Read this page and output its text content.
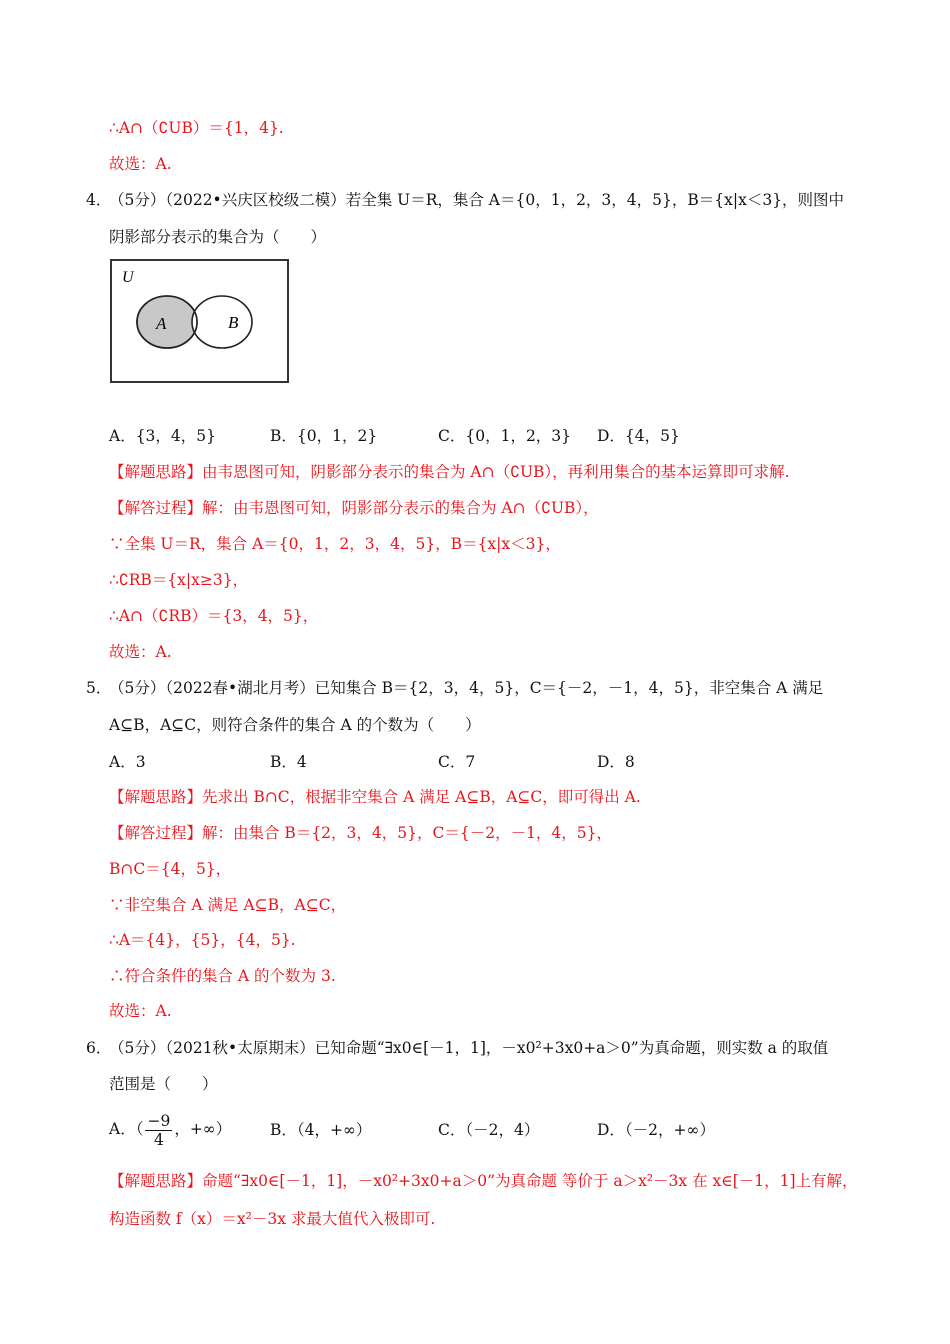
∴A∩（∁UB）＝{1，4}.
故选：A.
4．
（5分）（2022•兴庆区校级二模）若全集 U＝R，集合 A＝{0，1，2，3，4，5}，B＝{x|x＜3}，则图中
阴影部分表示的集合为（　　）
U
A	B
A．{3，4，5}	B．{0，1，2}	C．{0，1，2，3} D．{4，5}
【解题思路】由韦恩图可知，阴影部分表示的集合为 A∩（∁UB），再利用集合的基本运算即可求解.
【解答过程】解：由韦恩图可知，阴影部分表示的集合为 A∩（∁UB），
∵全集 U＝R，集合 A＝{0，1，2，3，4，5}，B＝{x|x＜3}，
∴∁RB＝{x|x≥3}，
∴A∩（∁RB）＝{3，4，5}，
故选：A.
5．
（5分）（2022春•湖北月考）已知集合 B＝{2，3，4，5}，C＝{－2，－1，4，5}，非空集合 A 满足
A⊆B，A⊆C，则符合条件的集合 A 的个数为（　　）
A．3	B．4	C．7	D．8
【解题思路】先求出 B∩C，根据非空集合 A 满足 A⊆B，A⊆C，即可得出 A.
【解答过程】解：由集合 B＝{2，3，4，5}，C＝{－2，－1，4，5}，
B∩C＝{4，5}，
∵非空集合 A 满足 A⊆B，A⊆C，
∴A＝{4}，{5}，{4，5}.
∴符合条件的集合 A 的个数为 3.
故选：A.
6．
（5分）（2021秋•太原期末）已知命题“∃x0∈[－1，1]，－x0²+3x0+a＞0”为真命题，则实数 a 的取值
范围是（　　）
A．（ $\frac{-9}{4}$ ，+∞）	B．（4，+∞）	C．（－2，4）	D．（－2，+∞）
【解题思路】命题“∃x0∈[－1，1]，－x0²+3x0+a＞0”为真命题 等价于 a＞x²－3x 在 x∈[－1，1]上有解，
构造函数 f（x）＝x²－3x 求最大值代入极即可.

-*-

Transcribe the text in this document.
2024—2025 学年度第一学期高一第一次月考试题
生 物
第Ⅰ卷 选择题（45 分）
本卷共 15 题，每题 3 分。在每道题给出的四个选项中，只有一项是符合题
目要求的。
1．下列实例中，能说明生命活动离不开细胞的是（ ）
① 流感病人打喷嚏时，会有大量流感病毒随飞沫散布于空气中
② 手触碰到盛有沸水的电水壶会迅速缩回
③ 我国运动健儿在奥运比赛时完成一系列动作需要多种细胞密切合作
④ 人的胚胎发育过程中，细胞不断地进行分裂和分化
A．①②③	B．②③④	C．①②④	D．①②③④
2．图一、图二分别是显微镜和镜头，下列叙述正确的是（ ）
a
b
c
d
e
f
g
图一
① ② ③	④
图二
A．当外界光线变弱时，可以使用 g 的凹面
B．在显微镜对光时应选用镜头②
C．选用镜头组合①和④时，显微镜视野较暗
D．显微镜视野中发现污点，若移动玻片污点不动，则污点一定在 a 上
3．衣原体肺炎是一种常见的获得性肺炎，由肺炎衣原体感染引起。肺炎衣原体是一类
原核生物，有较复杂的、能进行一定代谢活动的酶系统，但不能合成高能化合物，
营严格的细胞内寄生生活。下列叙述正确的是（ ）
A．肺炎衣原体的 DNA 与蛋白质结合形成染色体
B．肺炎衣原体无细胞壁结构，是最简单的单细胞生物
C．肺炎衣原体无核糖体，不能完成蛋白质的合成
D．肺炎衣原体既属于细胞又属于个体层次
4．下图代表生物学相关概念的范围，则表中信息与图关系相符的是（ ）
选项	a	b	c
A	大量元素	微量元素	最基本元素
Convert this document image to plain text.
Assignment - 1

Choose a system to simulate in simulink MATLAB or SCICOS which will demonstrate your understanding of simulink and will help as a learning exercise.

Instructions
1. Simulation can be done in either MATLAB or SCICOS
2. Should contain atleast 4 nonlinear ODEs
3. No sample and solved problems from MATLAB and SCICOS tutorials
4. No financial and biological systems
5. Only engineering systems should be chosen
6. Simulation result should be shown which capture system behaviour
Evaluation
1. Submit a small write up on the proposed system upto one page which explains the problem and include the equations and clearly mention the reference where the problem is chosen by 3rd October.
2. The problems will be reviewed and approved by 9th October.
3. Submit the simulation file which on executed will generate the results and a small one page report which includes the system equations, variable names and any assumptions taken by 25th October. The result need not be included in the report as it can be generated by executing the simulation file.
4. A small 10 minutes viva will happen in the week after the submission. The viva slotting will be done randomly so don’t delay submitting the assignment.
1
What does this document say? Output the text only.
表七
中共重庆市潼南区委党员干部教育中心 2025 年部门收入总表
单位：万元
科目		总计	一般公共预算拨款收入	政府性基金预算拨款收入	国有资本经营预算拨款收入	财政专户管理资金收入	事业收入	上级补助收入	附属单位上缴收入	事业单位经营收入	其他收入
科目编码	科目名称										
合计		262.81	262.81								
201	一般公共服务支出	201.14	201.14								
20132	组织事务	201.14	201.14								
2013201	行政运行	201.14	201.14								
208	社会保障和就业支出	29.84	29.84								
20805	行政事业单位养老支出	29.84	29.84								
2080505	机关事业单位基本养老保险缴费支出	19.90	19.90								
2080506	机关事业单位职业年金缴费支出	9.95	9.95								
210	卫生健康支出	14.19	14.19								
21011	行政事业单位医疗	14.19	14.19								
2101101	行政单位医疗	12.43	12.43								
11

-*-

| Brief |
Copy every line of the records above that holds the word "由韦恩图可知".

| Response below |
【解题思路】由韦恩图可知，阴影部分表示的集合为 A∩（∁UB），再利用集合的基本运算即可求解.
【解答过程】解：由韦恩图可知，阴影部分表示的集合为 A∩（∁UB），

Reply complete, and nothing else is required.